# Start of Supplied material

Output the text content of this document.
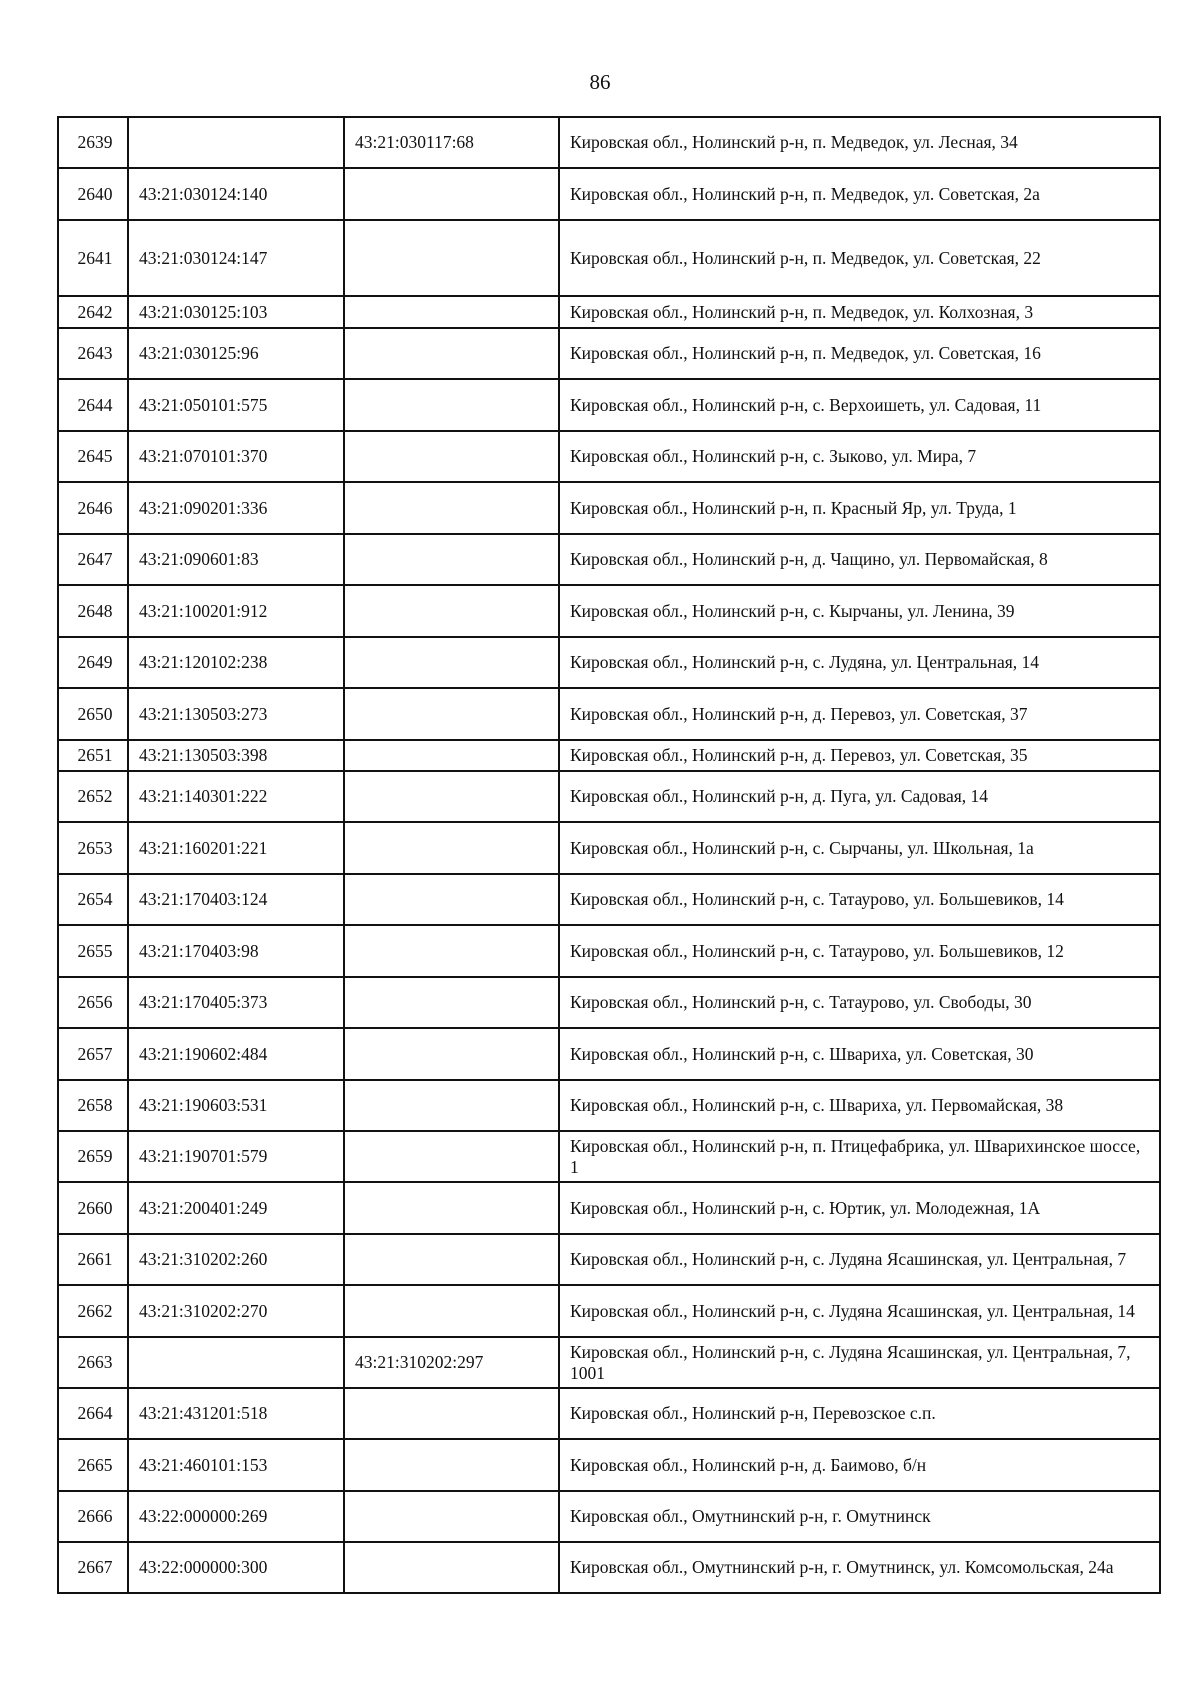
86
2639		43:21:030117:68	Кировская обл., Нолинский р-н, п. Медведок, ул. Лесная, 34
2640	43:21:030124:140		Кировская обл., Нолинский р-н, п. Медведок, ул. Советская, 2а
2641	43:21:030124:147		Кировская обл., Нолинский р-н, п. Медведок, ул. Советская, 22
2642	43:21:030125:103		Кировская обл., Нолинский р-н, п. Медведок, ул. Колхозная, 3
2643	43:21:030125:96		Кировская обл., Нолинский р-н, п. Медведок, ул. Советская, 16
2644	43:21:050101:575		Кировская обл., Нолинский р-н, с. Верхоишеть, ул. Садовая, 11
2645	43:21:070101:370		Кировская обл., Нолинский р-н, с. Зыково, ул. Мира, 7
2646	43:21:090201:336		Кировская обл., Нолинский р-н, п. Красный Яр, ул. Труда, 1
2647	43:21:090601:83		Кировская обл., Нолинский р-н, д. Чащино, ул. Первомайская, 8
2648	43:21:100201:912		Кировская обл., Нолинский р-н, с. Кырчаны, ул. Ленина, 39
2649	43:21:120102:238		Кировская обл., Нолинский р-н, с. Лудяна, ул. Центральная, 14
2650	43:21:130503:273		Кировская обл., Нолинский р-н, д. Перевоз, ул. Советская, 37
2651	43:21:130503:398		Кировская обл., Нолинский р-н, д. Перевоз, ул. Советская, 35
2652	43:21:140301:222		Кировская обл., Нолинский р-н, д. Пуга, ул. Садовая, 14
2653	43:21:160201:221		Кировская обл., Нолинский р-н, с. Сырчаны, ул. Школьная, 1а
2654	43:21:170403:124		Кировская обл., Нолинский р-н, с. Татаурово, ул. Большевиков, 14
2655	43:21:170403:98		Кировская обл., Нолинский р-н, с. Татаурово, ул. Большевиков, 12
2656	43:21:170405:373		Кировская обл., Нолинский р-н, с. Татаурово, ул. Свободы, 30
2657	43:21:190602:484		Кировская обл., Нолинский р-н, с. Швариха, ул. Советская, 30
2658	43:21:190603:531		Кировская обл., Нолинский р-н, с. Швариха, ул. Первомайская, 38
2659	43:21:190701:579		Кировская обл., Нолинский р-н, п. Птицефабрика, ул. Шварихинское шоссе, 1
2660	43:21:200401:249		Кировская обл., Нолинский р-н, с. Юртик, ул. Молодежная, 1А
2661	43:21:310202:260		Кировская обл., Нолинский р-н, с. Лудяна Ясашинская, ул. Центральная, 7
2662	43:21:310202:270		Кировская обл., Нолинский р-н, с. Лудяна Ясашинская, ул. Центральная, 14
2663		43:21:310202:297	Кировская обл., Нолинский р-н, с. Лудяна Ясашинская, ул. Центральная, 7, 1001
2664	43:21:431201:518		Кировская обл., Нолинский р-н, Перевозское с.п.
2665	43:21:460101:153		Кировская обл., Нолинский р-н, д. Баимово, б/н
2666	43:22:000000:269		Кировская обл., Омутнинский р-н, г. Омутнинск
2667	43:22:000000:300		Кировская обл., Омутнинский р-н, г. Омутнинск, ул. Комсомольская, 24а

# End of Supplied material

• _Task directions_:
All the lines above are to be reproduced exactly, except the pictures.

• _Full solution_:
Output the text content of this document.
86
2639		43:21:030117:68	Кировская обл., Нолинский р-н, п. Медведок, ул. Лесная, 34
2640	43:21:030124:140		Кировская обл., Нолинский р-н, п. Медведок, ул. Советская, 2а
2641	43:21:030124:147		Кировская обл., Нолинский р-н, п. Медведок, ул. Советская, 22
2642	43:21:030125:103		Кировская обл., Нолинский р-н, п. Медведок, ул. Колхозная, 3
2643	43:21:030125:96		Кировская обл., Нолинский р-н, п. Медведок, ул. Советская, 16
2644	43:21:050101:575		Кировская обл., Нолинский р-н, с. Верхоишеть, ул. Садовая, 11
2645	43:21:070101:370		Кировская обл., Нолинский р-н, с. Зыково, ул. Мира, 7
2646	43:21:090201:336		Кировская обл., Нолинский р-н, п. Красный Яр, ул. Труда, 1
2647	43:21:090601:83		Кировская обл., Нолинский р-н, д. Чащино, ул. Первомайская, 8
2648	43:21:100201:912		Кировская обл., Нолинский р-н, с. Кырчаны, ул. Ленина, 39
2649	43:21:120102:238		Кировская обл., Нолинский р-н, с. Лудяна, ул. Центральная, 14
2650	43:21:130503:273		Кировская обл., Нолинский р-н, д. Перевоз, ул. Советская, 37
2651	43:21:130503:398		Кировская обл., Нолинский р-н, д. Перевоз, ул. Советская, 35
2652	43:21:140301:222		Кировская обл., Нолинский р-н, д. Пуга, ул. Садовая, 14
2653	43:21:160201:221		Кировская обл., Нолинский р-н, с. Сырчаны, ул. Школьная, 1а
2654	43:21:170403:124		Кировская обл., Нолинский р-н, с. Татаурово, ул. Большевиков, 14
2655	43:21:170403:98		Кировская обл., Нолинский р-н, с. Татаурово, ул. Большевиков, 12
2656	43:21:170405:373		Кировская обл., Нолинский р-н, с. Татаурово, ул. Свободы, 30
2657	43:21:190602:484		Кировская обл., Нолинский р-н, с. Швариха, ул. Советская, 30
2658	43:21:190603:531		Кировская обл., Нолинский р-н, с. Швариха, ул. Первомайская, 38
2659	43:21:190701:579		Кировская обл., Нолинский р-н, п. Птицефабрика, ул. Шварихинское шоссе, 1
2660	43:21:200401:249		Кировская обл., Нолинский р-н, с. Юртик, ул. Молодежная, 1А
2661	43:21:310202:260		Кировская обл., Нолинский р-н, с. Лудяна Ясашинская, ул. Центральная, 7
2662	43:21:310202:270		Кировская обл., Нолинский р-н, с. Лудяна Ясашинская, ул. Центральная, 14
2663		43:21:310202:297	Кировская обл., Нолинский р-н, с. Лудяна Ясашинская, ул. Центральная, 7, 1001
2664	43:21:431201:518		Кировская обл., Нолинский р-н, Перевозское с.п.
2665	43:21:460101:153		Кировская обл., Нолинский р-н, д. Баимово, б/н
2666	43:22:000000:269		Кировская обл., Омутнинский р-н, г. Омутнинск
2667	43:22:000000:300		Кировская обл., Омутнинский р-н, г. Омутнинск, ул. Комсомольская, 24а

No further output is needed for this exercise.